> _GIVEN PROBLEM_
Reproduce each line from the records that holds "CORRELATION".

########################################

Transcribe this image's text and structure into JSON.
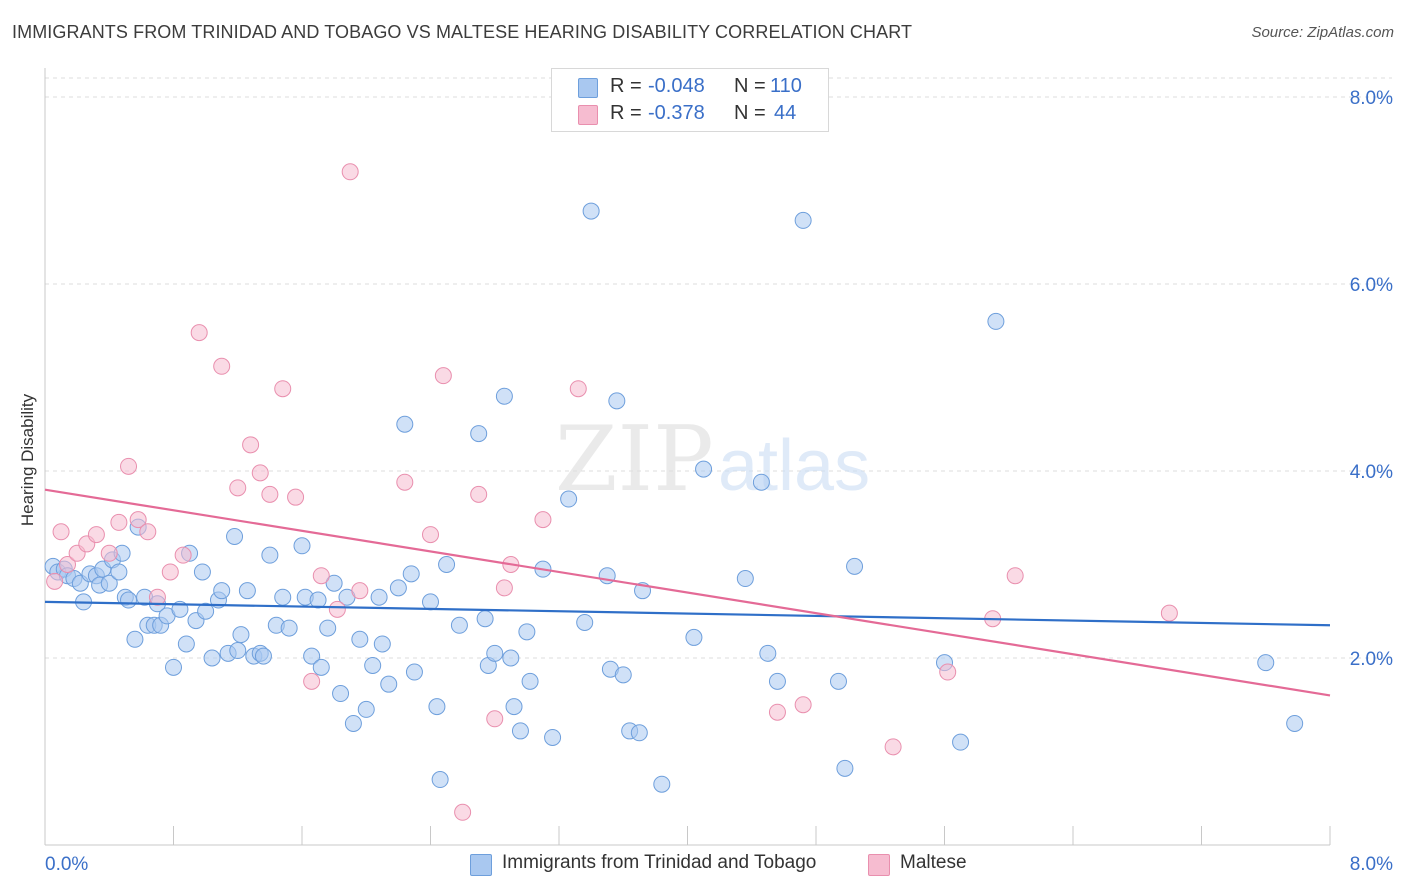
{
  "title": "IMMIGRANTS FROM TRINIDAD AND TOBAGO VS MALTESE HEARING DISABILITY CORRELATION CHART",
  "source": "Source: ZipAtlas.com",
  "watermark": {
    "part1": "ZIP",
    "part2": "atlas"
  },
  "legend": {
    "rows": [
      {
        "r_label": "R =",
        "r_value": "-0.048",
        "n_label": "N =",
        "n_value": "110"
      },
      {
        "r_label": "R =",
        "r_value": "-0.378",
        "n_label": "N =",
        "n_value": "44"
      }
    ]
  },
  "colors": {
    "blue_fill": "#a9c8f0",
    "blue_stroke": "#6e9fdc",
    "blue_line": "#2f6fc8",
    "pink_fill": "#f6bcd0",
    "pink_stroke": "#e98fae",
    "pink_line": "#e46a96",
    "grid": "#dedede",
    "tick_label": "#3a6fc8"
  },
  "chart_data": {
    "type": "scatter",
    "title": "IMMIGRANTS FROM TRINIDAD AND TOBAGO VS MALTESE HEARING DISABILITY CORRELATION CHART",
    "xlabel": "",
    "ylabel": "Hearing Disability",
    "xlim": [
      0,
      8
    ],
    "ylim": [
      0,
      8
    ],
    "x_tick_labels": [
      "0.0%",
      "8.0%"
    ],
    "y_tick_labels": [
      "2.0%",
      "4.0%",
      "6.0%",
      "8.0%"
    ],
    "y_tick_values": [
      2,
      4,
      6,
      8
    ],
    "grid": true,
    "legend_position": "top-center",
    "series": [
      {
        "name": "Immigrants from Trinidad and Tobago",
        "color": "#a9c8f0",
        "trend": {
          "x": [
            0,
            8
          ],
          "y": [
            2.6,
            2.35
          ]
        },
        "points": [
          [
            0.05,
            2.98
          ],
          [
            0.08,
            2.92
          ],
          [
            0.12,
            2.95
          ],
          [
            0.14,
            2.88
          ],
          [
            0.18,
            2.85
          ],
          [
            0.22,
            2.8
          ],
          [
            0.24,
            2.6
          ],
          [
            0.28,
            2.9
          ],
          [
            0.32,
            2.88
          ],
          [
            0.34,
            2.78
          ],
          [
            0.36,
            2.95
          ],
          [
            0.4,
            2.8
          ],
          [
            0.42,
            3.05
          ],
          [
            0.46,
            2.92
          ],
          [
            0.48,
            3.12
          ],
          [
            0.5,
            2.65
          ],
          [
            0.52,
            2.62
          ],
          [
            0.56,
            2.2
          ],
          [
            0.58,
            3.4
          ],
          [
            0.62,
            2.65
          ],
          [
            0.64,
            2.35
          ],
          [
            0.68,
            2.35
          ],
          [
            0.7,
            2.58
          ],
          [
            0.72,
            2.35
          ],
          [
            0.76,
            2.45
          ],
          [
            0.8,
            1.9
          ],
          [
            0.84,
            2.52
          ],
          [
            0.88,
            2.15
          ],
          [
            0.9,
            3.12
          ],
          [
            0.94,
            2.4
          ],
          [
            0.98,
            2.92
          ],
          [
            1.0,
            2.5
          ],
          [
            1.04,
            2.0
          ],
          [
            1.08,
            2.62
          ],
          [
            1.1,
            2.72
          ],
          [
            1.14,
            2.05
          ],
          [
            1.18,
            3.3
          ],
          [
            1.2,
            2.08
          ],
          [
            1.22,
            2.25
          ],
          [
            1.26,
            2.72
          ],
          [
            1.3,
            2.02
          ],
          [
            1.34,
            2.05
          ],
          [
            1.36,
            2.02
          ],
          [
            1.4,
            3.1
          ],
          [
            1.44,
            2.35
          ],
          [
            1.48,
            2.65
          ],
          [
            1.52,
            2.32
          ],
          [
            1.6,
            3.2
          ],
          [
            1.62,
            2.65
          ],
          [
            1.66,
            2.02
          ],
          [
            1.7,
            2.62
          ],
          [
            1.72,
            1.9
          ],
          [
            1.76,
            2.32
          ],
          [
            1.8,
            2.8
          ],
          [
            1.84,
            1.62
          ],
          [
            1.88,
            2.65
          ],
          [
            1.92,
            1.3
          ],
          [
            1.96,
            2.2
          ],
          [
            2.0,
            1.45
          ],
          [
            2.04,
            1.92
          ],
          [
            2.08,
            2.65
          ],
          [
            2.1,
            2.15
          ],
          [
            2.14,
            1.72
          ],
          [
            2.2,
            2.75
          ],
          [
            2.24,
            4.5
          ],
          [
            2.28,
            2.9
          ],
          [
            2.3,
            1.85
          ],
          [
            2.4,
            2.6
          ],
          [
            2.44,
            1.48
          ],
          [
            2.46,
            0.7
          ],
          [
            2.5,
            3.0
          ],
          [
            2.58,
            2.35
          ],
          [
            2.7,
            4.4
          ],
          [
            2.74,
            2.42
          ],
          [
            2.76,
            1.92
          ],
          [
            2.8,
            2.05
          ],
          [
            2.86,
            4.8
          ],
          [
            2.9,
            2.0
          ],
          [
            2.92,
            1.48
          ],
          [
            2.96,
            1.22
          ],
          [
            3.0,
            2.28
          ],
          [
            3.02,
            1.75
          ],
          [
            3.1,
            2.95
          ],
          [
            3.16,
            1.15
          ],
          [
            3.26,
            3.7
          ],
          [
            3.36,
            2.38
          ],
          [
            3.4,
            6.78
          ],
          [
            3.5,
            2.88
          ],
          [
            3.52,
            1.88
          ],
          [
            3.56,
            4.75
          ],
          [
            3.6,
            1.82
          ],
          [
            3.64,
            1.22
          ],
          [
            3.7,
            1.2
          ],
          [
            3.72,
            2.72
          ],
          [
            3.84,
            0.65
          ],
          [
            4.04,
            2.22
          ],
          [
            4.1,
            4.02
          ],
          [
            4.36,
            2.85
          ],
          [
            4.46,
            3.88
          ],
          [
            4.5,
            2.05
          ],
          [
            4.56,
            1.75
          ],
          [
            4.72,
            6.68
          ],
          [
            4.94,
            1.75
          ],
          [
            4.98,
            0.82
          ],
          [
            5.04,
            2.98
          ],
          [
            5.6,
            1.95
          ],
          [
            5.7,
            1.1
          ],
          [
            5.92,
            5.6
          ],
          [
            7.6,
            1.95
          ],
          [
            7.78,
            1.3
          ]
        ]
      },
      {
        "name": "Maltese",
        "color": "#f6bcd0",
        "trend": {
          "x": [
            0,
            8
          ],
          "y": [
            3.8,
            1.6
          ]
        },
        "points": [
          [
            0.06,
            2.82
          ],
          [
            0.1,
            3.35
          ],
          [
            0.14,
            3.0
          ],
          [
            0.2,
            3.12
          ],
          [
            0.26,
            3.22
          ],
          [
            0.32,
            3.32
          ],
          [
            0.4,
            3.12
          ],
          [
            0.46,
            3.45
          ],
          [
            0.52,
            4.05
          ],
          [
            0.58,
            3.48
          ],
          [
            0.64,
            3.35
          ],
          [
            0.7,
            2.65
          ],
          [
            0.78,
            2.92
          ],
          [
            0.86,
            3.1
          ],
          [
            0.96,
            5.48
          ],
          [
            1.1,
            5.12
          ],
          [
            1.2,
            3.82
          ],
          [
            1.28,
            4.28
          ],
          [
            1.34,
            3.98
          ],
          [
            1.4,
            3.75
          ],
          [
            1.48,
            4.88
          ],
          [
            1.56,
            3.72
          ],
          [
            1.66,
            1.75
          ],
          [
            1.72,
            2.88
          ],
          [
            1.82,
            2.52
          ],
          [
            1.9,
            7.2
          ],
          [
            1.96,
            2.72
          ],
          [
            2.24,
            3.88
          ],
          [
            2.4,
            3.32
          ],
          [
            2.48,
            5.02
          ],
          [
            2.6,
            0.35
          ],
          [
            2.7,
            3.75
          ],
          [
            2.8,
            1.35
          ],
          [
            2.86,
            2.75
          ],
          [
            2.9,
            3.0
          ],
          [
            3.1,
            3.48
          ],
          [
            3.32,
            4.88
          ],
          [
            4.56,
            1.42
          ],
          [
            4.72,
            1.5
          ],
          [
            5.28,
            1.05
          ],
          [
            5.62,
            1.85
          ],
          [
            5.9,
            2.42
          ],
          [
            6.04,
            2.88
          ],
          [
            7.0,
            2.48
          ]
        ]
      }
    ]
  },
  "bottom_legend": {
    "items": [
      {
        "label": "Immigrants from Trinidad and Tobago"
      },
      {
        "label": "Maltese"
      }
    ]
  }
}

########################################

> _RESPONSE FOR THIS EXERCISE_
  "title": "IMMIGRANTS FROM TRINIDAD AND TOBAGO VS MALTESE HEARING DISABILITY CORRELATION CHART",
    "title": "IMMIGRANTS FROM TRINIDAD AND TOBAGO VS MALTESE HEARING DISABILITY CORRELATION CHART",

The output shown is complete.